> **REQUIREMENTS**: Reproduce verbatim the part of the stored data that begins with the line containing "legend-label: Device 4-FS" and ends with the line containing "legend-label: Device 1 — [1038, 1173, 1148, 1207]", both included.

[Stored data]
* * * * * * * * *

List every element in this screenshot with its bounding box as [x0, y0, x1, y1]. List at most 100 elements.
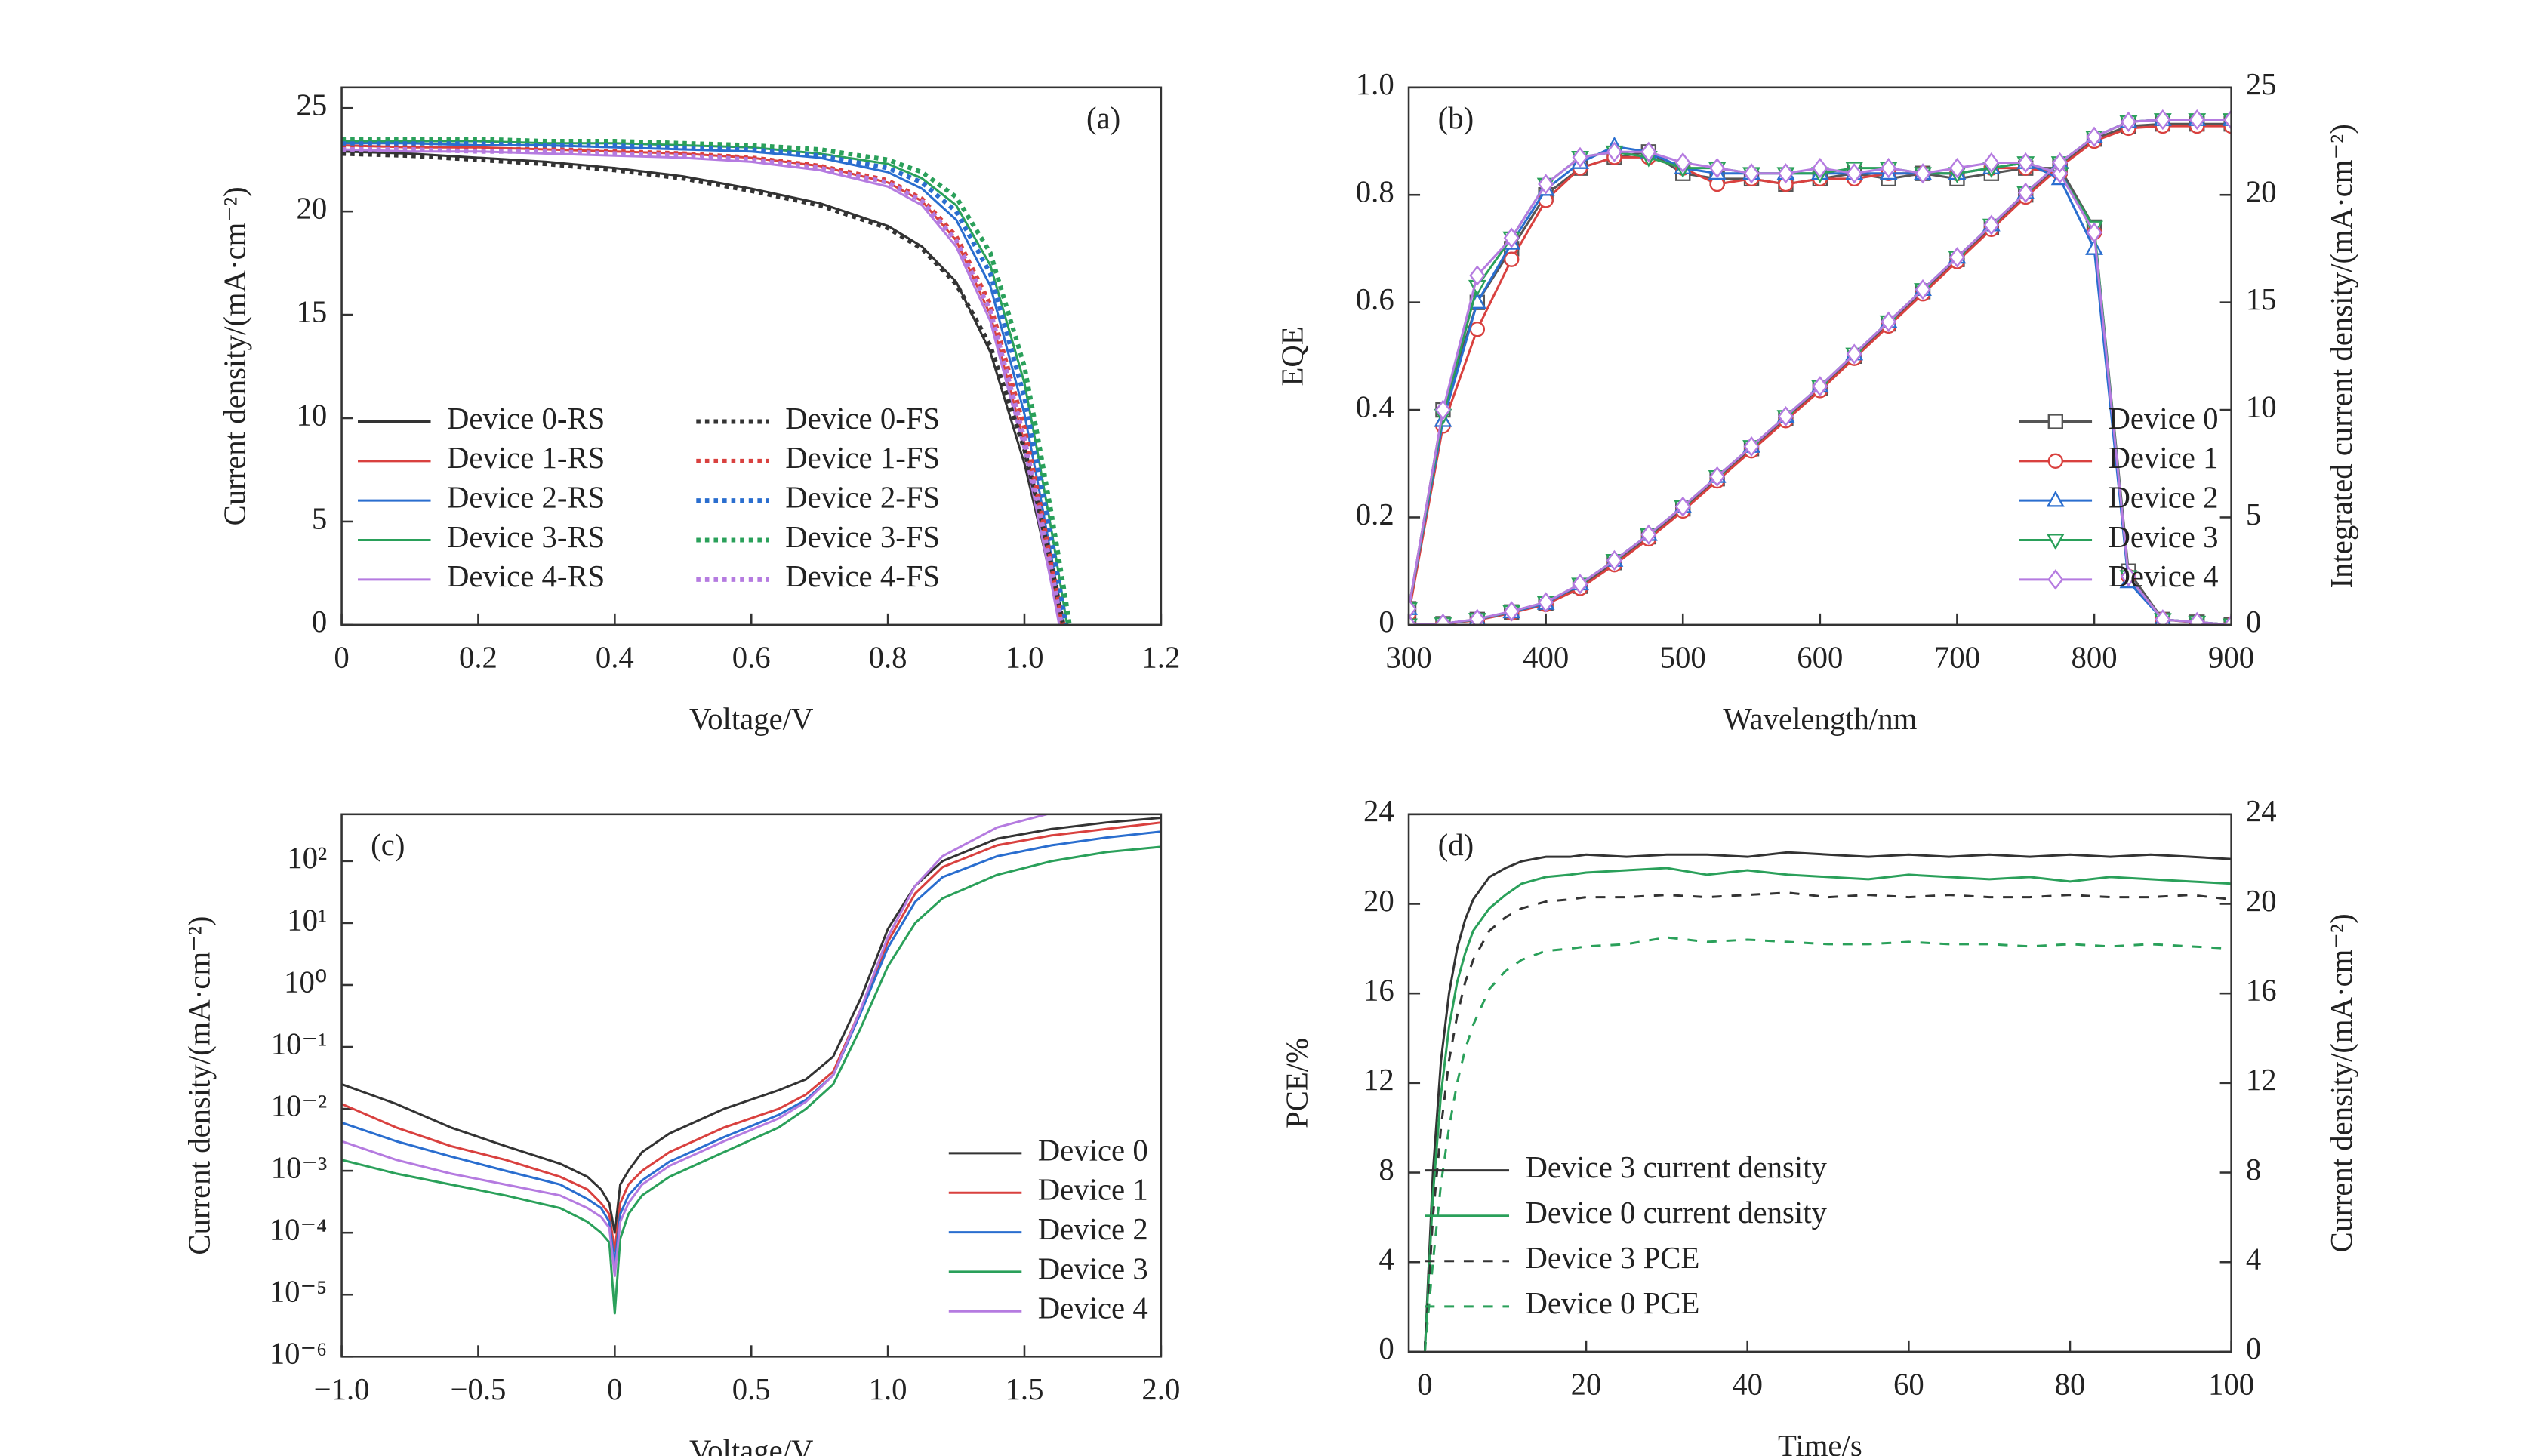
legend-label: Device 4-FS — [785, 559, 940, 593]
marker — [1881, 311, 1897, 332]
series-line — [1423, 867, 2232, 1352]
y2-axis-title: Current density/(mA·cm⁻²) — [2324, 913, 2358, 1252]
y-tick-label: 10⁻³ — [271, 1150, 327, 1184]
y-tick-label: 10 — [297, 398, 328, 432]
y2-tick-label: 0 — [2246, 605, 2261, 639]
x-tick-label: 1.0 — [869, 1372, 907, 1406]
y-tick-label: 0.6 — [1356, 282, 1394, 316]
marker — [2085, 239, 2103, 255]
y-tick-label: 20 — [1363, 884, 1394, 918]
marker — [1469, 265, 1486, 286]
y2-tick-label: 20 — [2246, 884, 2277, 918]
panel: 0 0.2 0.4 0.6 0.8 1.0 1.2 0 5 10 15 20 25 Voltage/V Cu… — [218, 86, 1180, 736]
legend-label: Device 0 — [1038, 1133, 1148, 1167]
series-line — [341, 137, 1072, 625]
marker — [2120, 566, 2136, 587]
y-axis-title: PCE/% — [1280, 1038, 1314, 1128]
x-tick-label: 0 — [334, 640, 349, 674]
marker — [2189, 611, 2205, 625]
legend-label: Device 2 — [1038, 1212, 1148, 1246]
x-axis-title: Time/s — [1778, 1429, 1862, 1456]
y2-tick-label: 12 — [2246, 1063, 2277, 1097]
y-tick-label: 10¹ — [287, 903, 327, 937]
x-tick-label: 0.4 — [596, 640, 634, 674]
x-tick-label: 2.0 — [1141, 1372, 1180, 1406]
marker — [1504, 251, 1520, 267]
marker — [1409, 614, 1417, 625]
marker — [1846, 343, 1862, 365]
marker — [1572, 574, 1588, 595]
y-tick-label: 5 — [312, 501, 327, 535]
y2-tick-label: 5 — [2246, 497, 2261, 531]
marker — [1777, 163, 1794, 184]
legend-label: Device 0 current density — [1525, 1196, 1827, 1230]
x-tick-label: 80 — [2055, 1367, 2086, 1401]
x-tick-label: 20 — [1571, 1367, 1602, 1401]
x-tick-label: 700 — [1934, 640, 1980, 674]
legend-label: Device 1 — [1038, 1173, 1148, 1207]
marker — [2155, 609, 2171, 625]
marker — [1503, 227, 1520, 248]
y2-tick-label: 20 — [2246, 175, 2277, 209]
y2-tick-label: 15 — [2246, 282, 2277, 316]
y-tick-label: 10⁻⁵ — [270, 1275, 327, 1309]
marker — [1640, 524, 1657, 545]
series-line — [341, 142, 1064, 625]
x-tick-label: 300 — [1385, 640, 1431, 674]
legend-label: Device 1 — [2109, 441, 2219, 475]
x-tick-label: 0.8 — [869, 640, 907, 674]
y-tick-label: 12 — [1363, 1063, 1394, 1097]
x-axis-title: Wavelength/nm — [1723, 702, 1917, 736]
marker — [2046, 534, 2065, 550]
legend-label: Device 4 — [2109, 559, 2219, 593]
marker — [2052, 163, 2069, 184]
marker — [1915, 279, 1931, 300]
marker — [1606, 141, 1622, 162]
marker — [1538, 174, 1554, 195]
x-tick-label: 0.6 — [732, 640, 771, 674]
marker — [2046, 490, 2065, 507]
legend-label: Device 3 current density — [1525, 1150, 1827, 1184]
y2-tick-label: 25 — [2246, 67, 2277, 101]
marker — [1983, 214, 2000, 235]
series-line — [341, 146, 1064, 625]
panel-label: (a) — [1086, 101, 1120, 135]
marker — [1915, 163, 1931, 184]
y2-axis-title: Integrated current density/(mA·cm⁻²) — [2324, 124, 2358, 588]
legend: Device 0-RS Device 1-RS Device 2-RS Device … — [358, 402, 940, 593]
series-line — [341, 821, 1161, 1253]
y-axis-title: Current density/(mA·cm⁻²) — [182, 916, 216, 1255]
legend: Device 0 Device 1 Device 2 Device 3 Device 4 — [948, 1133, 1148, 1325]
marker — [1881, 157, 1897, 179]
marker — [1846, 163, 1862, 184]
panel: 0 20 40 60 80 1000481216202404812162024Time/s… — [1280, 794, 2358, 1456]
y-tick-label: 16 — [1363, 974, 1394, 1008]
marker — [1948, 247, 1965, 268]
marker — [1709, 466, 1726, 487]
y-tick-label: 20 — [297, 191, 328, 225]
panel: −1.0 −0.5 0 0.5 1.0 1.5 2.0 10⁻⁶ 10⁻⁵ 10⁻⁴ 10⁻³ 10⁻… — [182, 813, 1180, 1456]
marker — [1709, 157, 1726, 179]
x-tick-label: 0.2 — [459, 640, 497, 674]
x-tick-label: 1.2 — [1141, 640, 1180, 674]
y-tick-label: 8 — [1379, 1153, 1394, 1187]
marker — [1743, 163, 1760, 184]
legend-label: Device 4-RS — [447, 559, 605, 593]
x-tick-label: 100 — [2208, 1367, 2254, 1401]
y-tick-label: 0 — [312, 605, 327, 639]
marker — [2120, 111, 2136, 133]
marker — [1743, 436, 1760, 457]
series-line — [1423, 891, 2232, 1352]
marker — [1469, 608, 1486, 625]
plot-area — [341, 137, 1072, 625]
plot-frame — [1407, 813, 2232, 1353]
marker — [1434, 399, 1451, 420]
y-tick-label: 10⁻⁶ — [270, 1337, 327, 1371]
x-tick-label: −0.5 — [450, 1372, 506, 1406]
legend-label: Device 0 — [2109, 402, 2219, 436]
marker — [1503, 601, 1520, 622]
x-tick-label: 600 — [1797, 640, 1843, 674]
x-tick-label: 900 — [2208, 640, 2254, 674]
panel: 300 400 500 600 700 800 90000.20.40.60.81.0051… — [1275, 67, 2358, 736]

* * * * * * * * *

> **WORKED SOLUTION**:
legend-label: Device 4-FS — [785, 559, 940, 593]
marker — [1881, 311, 1897, 332]
series-line — [1423, 867, 2232, 1352]
y2-axis-title: Current density/(mA·cm⁻²) — [2324, 913, 2358, 1252]
y-tick-label: 10⁻³ — [271, 1150, 327, 1184]
y-tick-label: 10 — [297, 398, 328, 432]
y2-tick-label: 0 — [2246, 605, 2261, 639]
x-tick-label: 1.0 — [869, 1372, 907, 1406]
y-tick-label: 0.6 — [1356, 282, 1394, 316]
marker — [2085, 239, 2103, 255]
y-tick-label: 20 — [1363, 884, 1394, 918]
marker — [1469, 265, 1486, 286]
y2-tick-label: 20 — [2246, 884, 2277, 918]
panel: 0 0.2 0.4 0.6 0.8 1.0 1.2 0 5 10 15 20 25 Voltage/V Cu… — [218, 86, 1180, 736]
legend-label: Device 0 — [1038, 1133, 1148, 1167]
series-line — [341, 137, 1072, 625]
marker — [2120, 566, 2136, 587]
y-axis-title: PCE/% — [1280, 1038, 1314, 1128]
x-tick-label: 0 — [334, 640, 349, 674]
marker — [2189, 611, 2205, 625]
legend-label: Device 2 — [1038, 1212, 1148, 1246]
x-axis-title: Time/s — [1778, 1429, 1862, 1456]
y2-tick-label: 12 — [2246, 1063, 2277, 1097]
y-tick-label: 10¹ — [287, 903, 327, 937]
x-tick-label: 0.4 — [596, 640, 634, 674]
x-tick-label: 2.0 — [1141, 1372, 1180, 1406]
marker — [1504, 251, 1520, 267]
marker — [1409, 614, 1417, 625]
marker — [1846, 343, 1862, 365]
marker — [1572, 574, 1588, 595]
y-tick-label: 5 — [312, 501, 327, 535]
y2-tick-label: 5 — [2246, 497, 2261, 531]
marker — [1777, 163, 1794, 184]
legend-label: Device 0 current density — [1525, 1196, 1827, 1230]
x-tick-label: 80 — [2055, 1367, 2086, 1401]
x-tick-label: 20 — [1571, 1367, 1602, 1401]
x-tick-label: 700 — [1934, 640, 1980, 674]
legend-label: Device 1 — [1038, 1173, 1148, 1207]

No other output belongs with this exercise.